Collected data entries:
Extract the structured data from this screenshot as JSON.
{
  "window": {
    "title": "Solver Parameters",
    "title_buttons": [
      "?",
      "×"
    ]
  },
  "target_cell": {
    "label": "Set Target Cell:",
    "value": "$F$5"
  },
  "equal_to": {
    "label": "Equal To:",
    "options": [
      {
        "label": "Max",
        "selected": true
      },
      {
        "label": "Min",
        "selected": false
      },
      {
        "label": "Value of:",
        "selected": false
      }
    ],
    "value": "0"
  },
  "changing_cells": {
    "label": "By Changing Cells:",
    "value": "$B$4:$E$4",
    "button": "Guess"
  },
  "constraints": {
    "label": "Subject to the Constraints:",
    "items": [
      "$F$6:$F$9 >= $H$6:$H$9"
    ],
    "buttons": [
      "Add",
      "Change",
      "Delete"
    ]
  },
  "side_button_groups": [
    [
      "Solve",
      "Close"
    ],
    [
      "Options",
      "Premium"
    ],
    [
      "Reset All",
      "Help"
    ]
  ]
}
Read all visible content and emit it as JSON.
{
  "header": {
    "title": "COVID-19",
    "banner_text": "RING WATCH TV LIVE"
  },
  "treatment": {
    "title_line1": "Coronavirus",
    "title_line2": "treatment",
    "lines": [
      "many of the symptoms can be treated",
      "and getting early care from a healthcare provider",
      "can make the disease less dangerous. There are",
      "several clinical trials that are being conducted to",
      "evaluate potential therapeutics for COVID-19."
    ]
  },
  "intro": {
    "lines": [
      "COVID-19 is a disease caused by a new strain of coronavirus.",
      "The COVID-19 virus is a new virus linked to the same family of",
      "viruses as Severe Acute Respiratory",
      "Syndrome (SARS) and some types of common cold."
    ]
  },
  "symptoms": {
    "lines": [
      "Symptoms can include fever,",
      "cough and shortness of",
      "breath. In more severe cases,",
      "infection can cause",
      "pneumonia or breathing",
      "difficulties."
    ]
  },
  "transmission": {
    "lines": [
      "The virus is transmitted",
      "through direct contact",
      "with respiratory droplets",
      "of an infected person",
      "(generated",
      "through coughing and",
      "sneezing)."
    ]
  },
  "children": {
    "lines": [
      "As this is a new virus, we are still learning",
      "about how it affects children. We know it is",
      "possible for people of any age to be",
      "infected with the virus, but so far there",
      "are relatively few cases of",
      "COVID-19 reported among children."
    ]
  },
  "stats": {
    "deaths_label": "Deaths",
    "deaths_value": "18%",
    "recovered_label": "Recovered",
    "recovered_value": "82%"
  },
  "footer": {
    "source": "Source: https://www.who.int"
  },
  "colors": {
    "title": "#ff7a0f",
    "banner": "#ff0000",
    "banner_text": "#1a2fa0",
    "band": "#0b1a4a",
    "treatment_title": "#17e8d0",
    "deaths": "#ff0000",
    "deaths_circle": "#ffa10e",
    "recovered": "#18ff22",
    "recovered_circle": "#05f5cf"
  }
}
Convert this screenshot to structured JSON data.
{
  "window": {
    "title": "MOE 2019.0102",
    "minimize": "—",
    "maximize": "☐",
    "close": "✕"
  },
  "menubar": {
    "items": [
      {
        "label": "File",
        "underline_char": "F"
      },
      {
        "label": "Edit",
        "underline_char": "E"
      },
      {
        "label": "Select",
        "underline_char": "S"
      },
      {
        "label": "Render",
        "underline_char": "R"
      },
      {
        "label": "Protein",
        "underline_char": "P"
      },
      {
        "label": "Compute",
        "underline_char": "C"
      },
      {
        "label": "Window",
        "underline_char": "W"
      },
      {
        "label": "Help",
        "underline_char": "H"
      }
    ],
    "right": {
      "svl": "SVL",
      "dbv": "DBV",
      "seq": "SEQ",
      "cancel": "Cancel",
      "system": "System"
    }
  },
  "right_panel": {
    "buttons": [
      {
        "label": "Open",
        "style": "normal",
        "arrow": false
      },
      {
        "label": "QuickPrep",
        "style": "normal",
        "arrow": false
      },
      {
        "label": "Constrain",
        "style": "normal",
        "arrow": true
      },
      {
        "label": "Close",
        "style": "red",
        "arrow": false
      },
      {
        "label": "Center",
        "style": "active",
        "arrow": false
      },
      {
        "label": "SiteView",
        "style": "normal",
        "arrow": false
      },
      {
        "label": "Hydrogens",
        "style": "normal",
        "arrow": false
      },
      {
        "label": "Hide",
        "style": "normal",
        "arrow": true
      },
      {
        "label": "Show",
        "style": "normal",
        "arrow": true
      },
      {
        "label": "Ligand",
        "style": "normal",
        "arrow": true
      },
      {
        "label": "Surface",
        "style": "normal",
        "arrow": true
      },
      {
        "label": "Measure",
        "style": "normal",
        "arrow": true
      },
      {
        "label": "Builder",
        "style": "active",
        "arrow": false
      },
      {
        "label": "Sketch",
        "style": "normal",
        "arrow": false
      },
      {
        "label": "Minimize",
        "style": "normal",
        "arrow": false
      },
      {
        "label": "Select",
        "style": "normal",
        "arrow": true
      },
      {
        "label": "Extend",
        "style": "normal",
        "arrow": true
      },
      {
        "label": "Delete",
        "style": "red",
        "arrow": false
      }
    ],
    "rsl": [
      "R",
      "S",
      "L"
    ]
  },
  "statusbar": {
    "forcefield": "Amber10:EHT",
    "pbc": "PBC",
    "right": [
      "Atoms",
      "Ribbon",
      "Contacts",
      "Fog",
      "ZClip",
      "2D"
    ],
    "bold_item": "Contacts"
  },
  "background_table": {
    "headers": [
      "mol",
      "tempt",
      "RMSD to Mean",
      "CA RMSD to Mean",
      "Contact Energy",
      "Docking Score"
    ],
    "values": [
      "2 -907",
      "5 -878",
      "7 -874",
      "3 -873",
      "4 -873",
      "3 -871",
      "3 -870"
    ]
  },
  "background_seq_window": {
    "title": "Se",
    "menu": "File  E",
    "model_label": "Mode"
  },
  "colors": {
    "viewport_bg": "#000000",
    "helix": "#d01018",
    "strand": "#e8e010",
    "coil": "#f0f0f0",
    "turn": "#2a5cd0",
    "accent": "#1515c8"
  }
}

REQUIREMENT: Give the entries again in full, exactly as they are written.

TASK RESULT:
Extract the structured data from this screenshot as JSON.
{
  "window": {
    "title": "Solver Parameters",
    "title_buttons": [
      "?",
      "×"
    ]
  },
  "target_cell": {
    "label": "Set Target Cell:",
    "value": "$F$5"
  },
  "equal_to": {
    "label": "Equal To:",
    "options": [
      {
        "label": "Max",
        "selected": true
      },
      {
        "label": "Min",
        "selected": false
      },
      {
        "label": "Value of:",
        "selected": false
      }
    ],
    "value": "0"
  },
  "changing_cells": {
    "label": "By Changing Cells:",
    "value": "$B$4:$E$4",
    "button": "Guess"
  },
  "constraints": {
    "label": "Subject to the Constraints:",
    "items": [
      "$F$6:$F$9 >= $H$6:$H$9"
    ],
    "buttons": [
      "Add",
      "Change",
      "Delete"
    ]
  },
  "side_button_groups": [
    [
      "Solve",
      "Close"
    ],
    [
      "Options",
      "Premium"
    ],
    [
      "Reset All",
      "Help"
    ]
  ]
}
Read all visible content and emit it as JSON.
{
  "header": {
    "title": "COVID-19",
    "banner_text": "RING WATCH TV LIVE"
  },
  "treatment": {
    "title_line1": "Coronavirus",
    "title_line2": "treatment",
    "lines": [
      "many of the symptoms can be treated",
      "and getting early care from a healthcare provider",
      "can make the disease less dangerous. There are",
      "several clinical trials that are being conducted to",
      "evaluate potential therapeutics for COVID-19."
    ]
  },
  "intro": {
    "lines": [
      "COVID-19 is a disease caused by a new strain of coronavirus.",
      "The COVID-19 virus is a new virus linked to the same family of",
      "viruses as Severe Acute Respiratory",
      "Syndrome (SARS) and some types of common cold."
    ]
  },
  "symptoms": {
    "lines": [
      "Symptoms can include fever,",
      "cough and shortness of",
      "breath. In more severe cases,",
      "infection can cause",
      "pneumonia or breathing",
      "difficulties."
    ]
  },
  "transmission": {
    "lines": [
      "The virus is transmitted",
      "through direct contact",
      "with respiratory droplets",
      "of an infected person",
      "(generated",
      "through coughing and",
      "sneezing)."
    ]
  },
  "children": {
    "lines": [
      "As this is a new virus, we are still learning",
      "about how it affects children. We know it is",
      "possible for people of any age to be",
      "infected with the virus, but so far there",
      "are relatively few cases of",
      "COVID-19 reported among children."
    ]
  },
  "stats": {
    "deaths_label": "Deaths",
    "deaths_value": "18%",
    "recovered_label": "Recovered",
    "recovered_value": "82%"
  },
  "footer": {
    "source": "Source: https://www.who.int"
  },
  "colors": {
    "title": "#ff7a0f",
    "banner": "#ff0000",
    "banner_text": "#1a2fa0",
    "band": "#0b1a4a",
    "treatment_title": "#17e8d0",
    "deaths": "#ff0000",
    "deaths_circle": "#ffa10e",
    "recovered": "#18ff22",
    "recovered_circle": "#05f5cf"
  }
}
Convert this screenshot to structured JSON data.
{
  "window": {
    "title": "MOE 2019.0102",
    "minimize": "—",
    "maximize": "☐",
    "close": "✕"
  },
  "menubar": {
    "items": [
      {
        "label": "File",
        "underline_char": "F"
      },
      {
        "label": "Edit",
        "underline_char": "E"
      },
      {
        "label": "Select",
        "underline_char": "S"
      },
      {
        "label": "Render",
        "underline_char": "R"
      },
      {
        "label": "Protein",
        "underline_char": "P"
      },
      {
        "label": "Compute",
        "underline_char": "C"
      },
      {
        "label": "Window",
        "underline_char": "W"
      },
      {
        "label": "Help",
        "underline_char": "H"
      }
    ],
    "right": {
      "svl": "SVL",
      "dbv": "DBV",
      "seq": "SEQ",
      "cancel": "Cancel",
      "system": "System"
    }
  },
  "right_panel": {
    "buttons": [
      {
        "label": "Open",
        "style": "normal",
        "arrow": false
      },
      {
        "label": "QuickPrep",
        "style": "normal",
        "arrow": false
      },
      {
        "label": "Constrain",
        "style": "normal",
        "arrow": true
      },
      {
        "label": "Close",
        "style": "red",
        "arrow": false
      },
      {
        "label": "Center",
        "style": "active",
        "arrow": false
      },
      {
        "label": "SiteView",
        "style": "normal",
        "arrow": false
      },
      {
        "label": "Hydrogens",
        "style": "normal",
        "arrow": false
      },
      {
        "label": "Hide",
        "style": "normal",
        "arrow": true
      },
      {
        "label": "Show",
        "style": "normal",
        "arrow": true
      },
      {
        "label": "Ligand",
        "style": "normal",
        "arrow": true
      },
      {
        "label": "Surface",
        "style": "normal",
        "arrow": true
      },
      {
        "label": "Measure",
        "style": "normal",
        "arrow": true
      },
      {
        "label": "Builder",
        "style": "active",
        "arrow": false
      },
      {
        "label": "Sketch",
        "style": "normal",
        "arrow": false
      },
      {
        "label": "Minimize",
        "style": "normal",
        "arrow": false
      },
      {
        "label": "Select",
        "style": "normal",
        "arrow": true
      },
      {
        "label": "Extend",
        "style": "normal",
        "arrow": true
      },
      {
        "label": "Delete",
        "style": "red",
        "arrow": false
      }
    ],
    "rsl": [
      "R",
      "S",
      "L"
    ]
  },
  "statusbar": {
    "forcefield": "Amber10:EHT",
    "pbc": "PBC",
    "right": [
      "Atoms",
      "Ribbon",
      "Contacts",
      "Fog",
      "ZClip",
      "2D"
    ],
    "bold_item": "Contacts"
  },
  "background_table": {
    "headers": [
      "mol",
      "tempt",
      "RMSD to Mean",
      "CA RMSD to Mean",
      "Contact Energy",
      "Docking Score"
    ],
    "values": [
      "2 -907",
      "5 -878",
      "7 -874",
      "3 -873",
      "4 -873",
      "3 -871",
      "3 -870"
    ]
  },
  "background_seq_window": {
    "title": "Se",
    "menu": "File  E",
    "model_label": "Mode"
  },
  "colors": {
    "viewport_bg": "#000000",
    "helix": "#d01018",
    "strand": "#e8e010",
    "coil": "#f0f0f0",
    "turn": "#2a5cd0",
    "accent": "#1515c8"
  }
}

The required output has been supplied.